__Aim of the exercise__:
Reproduce the listing below without any change.

__Data to use__:
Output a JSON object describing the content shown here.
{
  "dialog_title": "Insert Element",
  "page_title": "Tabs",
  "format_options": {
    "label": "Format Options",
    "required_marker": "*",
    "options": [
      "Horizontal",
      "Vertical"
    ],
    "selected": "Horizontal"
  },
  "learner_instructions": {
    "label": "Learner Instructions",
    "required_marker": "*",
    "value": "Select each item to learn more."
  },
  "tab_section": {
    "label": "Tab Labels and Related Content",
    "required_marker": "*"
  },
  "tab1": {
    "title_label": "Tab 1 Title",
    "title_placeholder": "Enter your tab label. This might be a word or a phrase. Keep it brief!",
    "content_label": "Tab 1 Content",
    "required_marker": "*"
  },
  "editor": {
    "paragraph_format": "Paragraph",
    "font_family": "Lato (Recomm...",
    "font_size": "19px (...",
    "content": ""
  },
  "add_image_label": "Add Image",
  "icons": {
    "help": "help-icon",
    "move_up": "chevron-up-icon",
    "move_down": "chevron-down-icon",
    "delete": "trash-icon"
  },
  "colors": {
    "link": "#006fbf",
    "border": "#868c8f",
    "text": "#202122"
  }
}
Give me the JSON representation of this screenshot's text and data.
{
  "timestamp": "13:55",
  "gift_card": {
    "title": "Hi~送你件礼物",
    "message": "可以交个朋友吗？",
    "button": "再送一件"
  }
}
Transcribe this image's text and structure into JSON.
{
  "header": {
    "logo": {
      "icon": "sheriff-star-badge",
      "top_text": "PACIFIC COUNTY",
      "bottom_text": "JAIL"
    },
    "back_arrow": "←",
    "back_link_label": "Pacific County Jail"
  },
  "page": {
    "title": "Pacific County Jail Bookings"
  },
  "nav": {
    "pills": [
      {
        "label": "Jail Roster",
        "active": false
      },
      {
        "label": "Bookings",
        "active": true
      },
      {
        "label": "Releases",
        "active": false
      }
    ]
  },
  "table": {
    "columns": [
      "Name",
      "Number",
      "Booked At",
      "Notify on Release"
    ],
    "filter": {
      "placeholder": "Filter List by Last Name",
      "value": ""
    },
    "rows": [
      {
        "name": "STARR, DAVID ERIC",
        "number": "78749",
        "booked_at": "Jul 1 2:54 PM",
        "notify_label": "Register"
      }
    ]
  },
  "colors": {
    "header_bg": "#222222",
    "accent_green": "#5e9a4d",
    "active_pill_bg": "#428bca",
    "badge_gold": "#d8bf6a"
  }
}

__Reply__:
Output a JSON object describing the content shown here.
{
  "dialog_title": "Insert Element",
  "page_title": "Tabs",
  "format_options": {
    "label": "Format Options",
    "required_marker": "*",
    "options": [
      "Horizontal",
      "Vertical"
    ],
    "selected": "Horizontal"
  },
  "learner_instructions": {
    "label": "Learner Instructions",
    "required_marker": "*",
    "value": "Select each item to learn more."
  },
  "tab_section": {
    "label": "Tab Labels and Related Content",
    "required_marker": "*"
  },
  "tab1": {
    "title_label": "Tab 1 Title",
    "title_placeholder": "Enter your tab label. This might be a word or a phrase. Keep it brief!",
    "content_label": "Tab 1 Content",
    "required_marker": "*"
  },
  "editor": {
    "paragraph_format": "Paragraph",
    "font_family": "Lato (Recomm...",
    "font_size": "19px (...",
    "content": ""
  },
  "add_image_label": "Add Image",
  "icons": {
    "help": "help-icon",
    "move_up": "chevron-up-icon",
    "move_down": "chevron-down-icon",
    "delete": "trash-icon"
  },
  "colors": {
    "link": "#006fbf",
    "border": "#868c8f",
    "text": "#202122"
  }
}
Give me the JSON representation of this screenshot's text and data.
{
  "timestamp": "13:55",
  "gift_card": {
    "title": "Hi~送你件礼物",
    "message": "可以交个朋友吗？",
    "button": "再送一件"
  }
}
Transcribe this image's text and structure into JSON.
{
  "header": {
    "logo": {
      "icon": "sheriff-star-badge",
      "top_text": "PACIFIC COUNTY",
      "bottom_text": "JAIL"
    },
    "back_arrow": "←",
    "back_link_label": "Pacific County Jail"
  },
  "page": {
    "title": "Pacific County Jail Bookings"
  },
  "nav": {
    "pills": [
      {
        "label": "Jail Roster",
        "active": false
      },
      {
        "label": "Bookings",
        "active": true
      },
      {
        "label": "Releases",
        "active": false
      }
    ]
  },
  "table": {
    "columns": [
      "Name",
      "Number",
      "Booked At",
      "Notify on Release"
    ],
    "filter": {
      "placeholder": "Filter List by Last Name",
      "value": ""
    },
    "rows": [
      {
        "name": "STARR, DAVID ERIC",
        "number": "78749",
        "booked_at": "Jul 1 2:54 PM",
        "notify_label": "Register"
      }
    ]
  },
  "colors": {
    "header_bg": "#222222",
    "accent_green": "#5e9a4d",
    "active_pill_bg": "#428bca",
    "badge_gold": "#d8bf6a"
  }
}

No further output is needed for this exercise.